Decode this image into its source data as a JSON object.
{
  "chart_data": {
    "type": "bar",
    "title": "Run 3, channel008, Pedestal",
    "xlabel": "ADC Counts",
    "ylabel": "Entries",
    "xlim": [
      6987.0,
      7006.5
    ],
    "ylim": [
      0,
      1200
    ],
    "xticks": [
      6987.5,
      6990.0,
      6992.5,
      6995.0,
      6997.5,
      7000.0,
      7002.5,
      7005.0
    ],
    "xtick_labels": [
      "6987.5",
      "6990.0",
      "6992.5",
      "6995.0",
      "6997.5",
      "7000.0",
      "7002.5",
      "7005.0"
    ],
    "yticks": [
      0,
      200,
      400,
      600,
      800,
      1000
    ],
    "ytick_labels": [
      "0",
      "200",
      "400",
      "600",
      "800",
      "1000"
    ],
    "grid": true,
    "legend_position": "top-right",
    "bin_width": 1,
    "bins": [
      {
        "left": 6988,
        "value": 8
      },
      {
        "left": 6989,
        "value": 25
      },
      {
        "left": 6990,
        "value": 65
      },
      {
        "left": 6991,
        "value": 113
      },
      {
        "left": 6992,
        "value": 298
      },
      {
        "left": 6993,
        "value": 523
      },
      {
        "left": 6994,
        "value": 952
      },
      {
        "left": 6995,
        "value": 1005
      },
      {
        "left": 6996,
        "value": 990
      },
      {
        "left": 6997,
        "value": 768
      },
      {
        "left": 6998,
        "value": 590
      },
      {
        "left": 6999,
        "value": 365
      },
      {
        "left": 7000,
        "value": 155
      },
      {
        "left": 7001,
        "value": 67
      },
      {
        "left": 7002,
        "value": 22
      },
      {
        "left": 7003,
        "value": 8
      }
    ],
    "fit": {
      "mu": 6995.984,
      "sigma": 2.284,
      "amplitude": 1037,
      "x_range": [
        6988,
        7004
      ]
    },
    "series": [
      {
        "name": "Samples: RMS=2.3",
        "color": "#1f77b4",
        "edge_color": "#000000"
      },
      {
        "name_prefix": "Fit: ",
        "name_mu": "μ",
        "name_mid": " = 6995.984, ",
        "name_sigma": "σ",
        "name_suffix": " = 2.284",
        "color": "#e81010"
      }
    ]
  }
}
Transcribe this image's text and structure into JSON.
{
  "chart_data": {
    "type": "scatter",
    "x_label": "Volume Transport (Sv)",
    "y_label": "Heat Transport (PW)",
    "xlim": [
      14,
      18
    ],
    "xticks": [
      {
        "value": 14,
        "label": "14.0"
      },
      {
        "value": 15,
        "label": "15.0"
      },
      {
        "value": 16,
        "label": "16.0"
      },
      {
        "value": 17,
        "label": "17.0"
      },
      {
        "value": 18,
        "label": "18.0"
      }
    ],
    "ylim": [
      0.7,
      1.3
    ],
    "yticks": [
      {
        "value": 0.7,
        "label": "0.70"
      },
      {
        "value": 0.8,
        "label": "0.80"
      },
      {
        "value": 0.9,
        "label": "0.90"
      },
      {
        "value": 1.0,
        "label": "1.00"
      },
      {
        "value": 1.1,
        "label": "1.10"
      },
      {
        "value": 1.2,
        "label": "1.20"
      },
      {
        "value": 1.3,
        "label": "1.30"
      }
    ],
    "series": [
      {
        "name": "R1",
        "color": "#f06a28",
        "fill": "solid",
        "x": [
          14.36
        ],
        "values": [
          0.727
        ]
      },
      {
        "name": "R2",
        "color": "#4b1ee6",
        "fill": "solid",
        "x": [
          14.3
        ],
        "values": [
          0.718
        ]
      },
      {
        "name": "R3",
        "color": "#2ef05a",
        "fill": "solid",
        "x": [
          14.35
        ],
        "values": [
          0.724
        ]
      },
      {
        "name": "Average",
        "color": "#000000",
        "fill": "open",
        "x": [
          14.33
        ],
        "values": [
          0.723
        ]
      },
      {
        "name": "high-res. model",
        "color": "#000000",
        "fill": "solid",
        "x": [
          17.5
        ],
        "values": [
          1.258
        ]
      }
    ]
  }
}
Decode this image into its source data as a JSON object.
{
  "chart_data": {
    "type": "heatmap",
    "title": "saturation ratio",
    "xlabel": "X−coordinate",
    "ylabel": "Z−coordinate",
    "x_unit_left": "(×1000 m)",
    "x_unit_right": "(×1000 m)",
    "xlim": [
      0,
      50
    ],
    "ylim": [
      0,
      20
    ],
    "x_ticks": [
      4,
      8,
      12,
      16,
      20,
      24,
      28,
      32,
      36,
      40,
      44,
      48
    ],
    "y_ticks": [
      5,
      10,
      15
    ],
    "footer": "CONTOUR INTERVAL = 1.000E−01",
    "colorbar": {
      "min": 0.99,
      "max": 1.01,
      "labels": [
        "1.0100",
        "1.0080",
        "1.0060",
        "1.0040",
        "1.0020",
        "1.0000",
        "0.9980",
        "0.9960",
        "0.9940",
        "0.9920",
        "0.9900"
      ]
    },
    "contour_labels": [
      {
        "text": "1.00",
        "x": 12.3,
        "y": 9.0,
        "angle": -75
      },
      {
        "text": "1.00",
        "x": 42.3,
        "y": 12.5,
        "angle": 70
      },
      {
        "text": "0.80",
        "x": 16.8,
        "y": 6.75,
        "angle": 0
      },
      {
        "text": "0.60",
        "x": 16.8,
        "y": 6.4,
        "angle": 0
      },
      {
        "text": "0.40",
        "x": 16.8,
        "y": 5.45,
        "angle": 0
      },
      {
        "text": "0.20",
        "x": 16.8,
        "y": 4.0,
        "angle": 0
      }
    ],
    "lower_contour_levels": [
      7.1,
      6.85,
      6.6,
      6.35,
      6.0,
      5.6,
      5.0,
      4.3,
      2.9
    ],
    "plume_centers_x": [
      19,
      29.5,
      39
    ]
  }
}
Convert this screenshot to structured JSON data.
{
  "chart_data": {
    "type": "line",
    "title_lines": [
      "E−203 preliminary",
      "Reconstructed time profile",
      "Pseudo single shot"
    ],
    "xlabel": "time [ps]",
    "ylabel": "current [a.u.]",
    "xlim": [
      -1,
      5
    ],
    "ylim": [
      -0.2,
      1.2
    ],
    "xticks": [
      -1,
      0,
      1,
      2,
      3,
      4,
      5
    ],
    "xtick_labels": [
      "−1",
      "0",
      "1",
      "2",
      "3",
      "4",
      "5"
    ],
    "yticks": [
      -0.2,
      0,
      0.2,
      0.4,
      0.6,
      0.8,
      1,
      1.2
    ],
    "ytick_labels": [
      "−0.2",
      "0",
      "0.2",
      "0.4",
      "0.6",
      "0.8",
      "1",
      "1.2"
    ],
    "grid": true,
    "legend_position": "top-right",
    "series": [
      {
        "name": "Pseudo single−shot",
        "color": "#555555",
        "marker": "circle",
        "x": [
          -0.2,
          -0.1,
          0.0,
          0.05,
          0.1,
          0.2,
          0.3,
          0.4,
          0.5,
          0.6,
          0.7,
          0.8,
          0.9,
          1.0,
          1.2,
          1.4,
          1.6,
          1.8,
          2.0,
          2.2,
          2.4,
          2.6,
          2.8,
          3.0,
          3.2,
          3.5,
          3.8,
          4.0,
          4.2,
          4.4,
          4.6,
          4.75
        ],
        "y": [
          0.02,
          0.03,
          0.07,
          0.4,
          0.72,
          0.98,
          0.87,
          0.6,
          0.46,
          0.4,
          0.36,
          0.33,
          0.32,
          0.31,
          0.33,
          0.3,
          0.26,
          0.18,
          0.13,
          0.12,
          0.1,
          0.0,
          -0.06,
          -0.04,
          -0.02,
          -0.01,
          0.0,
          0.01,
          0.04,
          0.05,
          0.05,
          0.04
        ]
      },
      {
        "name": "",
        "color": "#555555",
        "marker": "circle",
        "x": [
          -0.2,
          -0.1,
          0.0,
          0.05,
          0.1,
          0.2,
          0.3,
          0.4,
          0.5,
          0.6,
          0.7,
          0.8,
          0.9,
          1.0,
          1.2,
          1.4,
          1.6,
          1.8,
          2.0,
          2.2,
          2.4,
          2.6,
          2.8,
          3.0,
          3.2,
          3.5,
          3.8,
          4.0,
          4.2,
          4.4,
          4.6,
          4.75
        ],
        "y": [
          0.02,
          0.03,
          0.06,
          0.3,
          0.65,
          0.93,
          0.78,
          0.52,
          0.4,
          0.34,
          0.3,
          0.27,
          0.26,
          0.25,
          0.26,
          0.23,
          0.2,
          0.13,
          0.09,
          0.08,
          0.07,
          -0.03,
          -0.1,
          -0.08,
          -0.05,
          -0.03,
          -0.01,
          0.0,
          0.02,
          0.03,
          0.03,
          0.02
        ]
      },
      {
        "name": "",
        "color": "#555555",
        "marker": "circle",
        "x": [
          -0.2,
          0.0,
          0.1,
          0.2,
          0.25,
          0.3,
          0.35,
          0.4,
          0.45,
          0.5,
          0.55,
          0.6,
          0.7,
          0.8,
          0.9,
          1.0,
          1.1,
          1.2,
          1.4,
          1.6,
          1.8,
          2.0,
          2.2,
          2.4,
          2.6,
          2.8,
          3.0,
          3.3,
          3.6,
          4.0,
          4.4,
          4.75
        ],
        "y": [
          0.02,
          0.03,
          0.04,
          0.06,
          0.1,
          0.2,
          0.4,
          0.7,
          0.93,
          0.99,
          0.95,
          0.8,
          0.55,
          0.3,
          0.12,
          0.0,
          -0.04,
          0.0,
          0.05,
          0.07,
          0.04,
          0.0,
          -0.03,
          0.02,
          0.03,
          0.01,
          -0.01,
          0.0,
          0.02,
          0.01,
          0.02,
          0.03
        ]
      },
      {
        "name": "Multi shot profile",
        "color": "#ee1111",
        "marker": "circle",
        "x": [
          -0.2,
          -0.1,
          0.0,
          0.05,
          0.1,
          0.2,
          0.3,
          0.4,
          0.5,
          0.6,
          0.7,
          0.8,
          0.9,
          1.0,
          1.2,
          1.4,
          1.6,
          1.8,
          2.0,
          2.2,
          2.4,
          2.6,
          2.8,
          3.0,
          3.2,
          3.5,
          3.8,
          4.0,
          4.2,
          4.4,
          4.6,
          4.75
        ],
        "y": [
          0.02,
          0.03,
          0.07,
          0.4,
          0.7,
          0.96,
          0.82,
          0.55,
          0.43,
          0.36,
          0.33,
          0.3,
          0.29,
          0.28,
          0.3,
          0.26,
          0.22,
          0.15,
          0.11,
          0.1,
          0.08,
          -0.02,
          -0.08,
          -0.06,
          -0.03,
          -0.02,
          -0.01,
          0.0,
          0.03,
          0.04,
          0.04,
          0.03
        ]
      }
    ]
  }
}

WORK TO COMPLETE. Select and copy each line from the data that includes the word "coordinate".

OUTPUT OF THE EXERCISE.
    "xlabel": "X−coordinate",
    "ylabel": "Z−coordinate",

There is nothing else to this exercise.